**Work instructions:**
State how many lines include "label", giving the number by itself.

[Saved data entries]

>> begin

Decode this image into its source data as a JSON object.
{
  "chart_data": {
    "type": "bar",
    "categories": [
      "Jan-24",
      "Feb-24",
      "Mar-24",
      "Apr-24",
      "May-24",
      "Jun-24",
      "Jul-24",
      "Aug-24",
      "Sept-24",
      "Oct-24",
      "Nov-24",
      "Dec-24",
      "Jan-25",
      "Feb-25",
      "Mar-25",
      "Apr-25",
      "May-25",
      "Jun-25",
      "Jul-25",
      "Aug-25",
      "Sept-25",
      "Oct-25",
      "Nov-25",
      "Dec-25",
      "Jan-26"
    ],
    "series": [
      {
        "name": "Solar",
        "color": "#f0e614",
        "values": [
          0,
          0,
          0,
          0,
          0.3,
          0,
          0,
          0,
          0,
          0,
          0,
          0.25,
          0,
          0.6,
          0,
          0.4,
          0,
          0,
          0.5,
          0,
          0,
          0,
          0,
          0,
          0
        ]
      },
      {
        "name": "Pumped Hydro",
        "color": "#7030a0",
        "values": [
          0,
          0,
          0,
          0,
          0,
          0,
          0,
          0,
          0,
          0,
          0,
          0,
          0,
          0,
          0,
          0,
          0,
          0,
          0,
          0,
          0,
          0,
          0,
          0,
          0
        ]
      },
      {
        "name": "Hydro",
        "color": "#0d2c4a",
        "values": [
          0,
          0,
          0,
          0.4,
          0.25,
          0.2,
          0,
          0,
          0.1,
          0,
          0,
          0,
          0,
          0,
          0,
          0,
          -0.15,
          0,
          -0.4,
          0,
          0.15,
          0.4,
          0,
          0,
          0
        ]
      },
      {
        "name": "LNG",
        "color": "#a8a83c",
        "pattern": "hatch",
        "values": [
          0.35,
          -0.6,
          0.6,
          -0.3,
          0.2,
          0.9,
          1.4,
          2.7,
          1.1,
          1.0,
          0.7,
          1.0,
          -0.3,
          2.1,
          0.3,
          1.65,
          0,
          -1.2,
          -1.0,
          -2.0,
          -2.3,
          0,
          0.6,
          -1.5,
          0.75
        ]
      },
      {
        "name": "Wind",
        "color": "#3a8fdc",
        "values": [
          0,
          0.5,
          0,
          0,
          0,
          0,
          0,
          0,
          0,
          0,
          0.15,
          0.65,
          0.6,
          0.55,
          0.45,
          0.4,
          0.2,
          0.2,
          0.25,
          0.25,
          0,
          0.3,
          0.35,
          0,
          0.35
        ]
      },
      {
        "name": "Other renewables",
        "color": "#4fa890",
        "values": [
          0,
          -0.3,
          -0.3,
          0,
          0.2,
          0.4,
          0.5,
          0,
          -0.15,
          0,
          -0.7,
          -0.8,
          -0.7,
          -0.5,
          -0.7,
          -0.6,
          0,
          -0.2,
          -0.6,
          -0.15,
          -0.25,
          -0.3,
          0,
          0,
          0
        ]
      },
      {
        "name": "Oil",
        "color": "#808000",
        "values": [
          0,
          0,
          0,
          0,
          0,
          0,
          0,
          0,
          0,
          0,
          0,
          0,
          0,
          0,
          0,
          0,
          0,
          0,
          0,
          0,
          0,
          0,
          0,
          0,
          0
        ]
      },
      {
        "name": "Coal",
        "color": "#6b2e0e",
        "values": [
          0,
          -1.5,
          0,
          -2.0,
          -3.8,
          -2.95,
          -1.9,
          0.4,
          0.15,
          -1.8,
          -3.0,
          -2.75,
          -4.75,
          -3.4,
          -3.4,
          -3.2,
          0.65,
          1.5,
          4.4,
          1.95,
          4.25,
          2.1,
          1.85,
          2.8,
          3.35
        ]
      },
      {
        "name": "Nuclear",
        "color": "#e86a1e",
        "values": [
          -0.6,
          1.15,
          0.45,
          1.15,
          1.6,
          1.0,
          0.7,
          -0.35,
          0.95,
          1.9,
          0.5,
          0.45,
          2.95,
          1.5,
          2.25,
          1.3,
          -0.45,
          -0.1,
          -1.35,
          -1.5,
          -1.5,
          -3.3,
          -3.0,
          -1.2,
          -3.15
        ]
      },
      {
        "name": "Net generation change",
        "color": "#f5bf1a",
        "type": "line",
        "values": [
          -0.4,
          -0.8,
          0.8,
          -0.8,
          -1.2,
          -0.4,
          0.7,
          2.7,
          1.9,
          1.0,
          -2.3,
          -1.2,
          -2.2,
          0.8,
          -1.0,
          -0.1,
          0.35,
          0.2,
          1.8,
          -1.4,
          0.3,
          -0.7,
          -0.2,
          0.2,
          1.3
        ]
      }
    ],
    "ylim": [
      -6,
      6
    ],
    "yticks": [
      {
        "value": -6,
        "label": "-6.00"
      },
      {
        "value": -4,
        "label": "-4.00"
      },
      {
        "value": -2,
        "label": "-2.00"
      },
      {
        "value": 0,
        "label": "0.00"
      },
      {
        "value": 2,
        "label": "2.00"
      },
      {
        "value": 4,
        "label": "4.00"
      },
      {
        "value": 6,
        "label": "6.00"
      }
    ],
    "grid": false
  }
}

>> end

**Exercise answer:**
7